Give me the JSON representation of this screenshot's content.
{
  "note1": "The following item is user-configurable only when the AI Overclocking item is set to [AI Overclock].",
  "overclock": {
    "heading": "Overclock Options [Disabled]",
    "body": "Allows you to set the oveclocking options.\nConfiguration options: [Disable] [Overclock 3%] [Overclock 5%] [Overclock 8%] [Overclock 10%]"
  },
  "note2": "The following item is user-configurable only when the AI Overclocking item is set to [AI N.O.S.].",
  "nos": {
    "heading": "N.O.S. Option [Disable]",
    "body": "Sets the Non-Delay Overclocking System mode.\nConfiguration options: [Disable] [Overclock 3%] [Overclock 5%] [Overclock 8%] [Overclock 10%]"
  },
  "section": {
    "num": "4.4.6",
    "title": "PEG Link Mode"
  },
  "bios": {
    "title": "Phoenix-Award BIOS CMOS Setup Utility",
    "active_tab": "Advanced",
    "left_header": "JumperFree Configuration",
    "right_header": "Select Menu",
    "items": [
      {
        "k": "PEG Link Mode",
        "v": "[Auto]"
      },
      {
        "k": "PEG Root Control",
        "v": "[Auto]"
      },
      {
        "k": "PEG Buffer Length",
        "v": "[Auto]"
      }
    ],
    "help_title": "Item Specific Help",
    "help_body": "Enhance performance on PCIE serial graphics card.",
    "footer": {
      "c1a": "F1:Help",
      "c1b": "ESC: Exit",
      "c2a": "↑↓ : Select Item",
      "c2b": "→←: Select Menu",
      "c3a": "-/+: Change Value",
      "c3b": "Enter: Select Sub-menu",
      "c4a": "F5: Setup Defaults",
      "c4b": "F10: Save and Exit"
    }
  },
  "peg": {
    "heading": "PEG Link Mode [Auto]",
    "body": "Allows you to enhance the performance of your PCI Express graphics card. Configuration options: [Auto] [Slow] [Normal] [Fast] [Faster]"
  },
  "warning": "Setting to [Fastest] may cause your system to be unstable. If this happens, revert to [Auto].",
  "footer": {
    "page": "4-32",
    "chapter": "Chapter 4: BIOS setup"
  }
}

### What the exercise asks
Reproduce the material exactly, with every line intact.

### Task solution
Give me the JSON representation of this screenshot's content.
{
  "note1": "The following item is user-configurable only when the AI Overclocking item is set to [AI Overclock].",
  "overclock": {
    "heading": "Overclock Options [Disabled]",
    "body": "Allows you to set the oveclocking options.\nConfiguration options: [Disable] [Overclock 3%] [Overclock 5%] [Overclock 8%] [Overclock 10%]"
  },
  "note2": "The following item is user-configurable only when the AI Overclocking item is set to [AI N.O.S.].",
  "nos": {
    "heading": "N.O.S. Option [Disable]",
    "body": "Sets the Non-Delay Overclocking System mode.\nConfiguration options: [Disable] [Overclock 3%] [Overclock 5%] [Overclock 8%] [Overclock 10%]"
  },
  "section": {
    "num": "4.4.6",
    "title": "PEG Link Mode"
  },
  "bios": {
    "title": "Phoenix-Award BIOS CMOS Setup Utility",
    "active_tab": "Advanced",
    "left_header": "JumperFree Configuration",
    "right_header": "Select Menu",
    "items": [
      {
        "k": "PEG Link Mode",
        "v": "[Auto]"
      },
      {
        "k": "PEG Root Control",
        "v": "[Auto]"
      },
      {
        "k": "PEG Buffer Length",
        "v": "[Auto]"
      }
    ],
    "help_title": "Item Specific Help",
    "help_body": "Enhance performance on PCIE serial graphics card.",
    "footer": {
      "c1a": "F1:Help",
      "c1b": "ESC: Exit",
      "c2a": "↑↓ : Select Item",
      "c2b": "→←: Select Menu",
      "c3a": "-/+: Change Value",
      "c3b": "Enter: Select Sub-menu",
      "c4a": "F5: Setup Defaults",
      "c4b": "F10: Save and Exit"
    }
  },
  "peg": {
    "heading": "PEG Link Mode [Auto]",
    "body": "Allows you to enhance the performance of your PCI Express graphics card. Configuration options: [Auto] [Slow] [Normal] [Fast] [Faster]"
  },
  "warning": "Setting to [Fastest] may cause your system to be unstable. If this happens, revert to [Auto].",
  "footer": {
    "page": "4-32",
    "chapter": "Chapter 4: BIOS setup"
  }
}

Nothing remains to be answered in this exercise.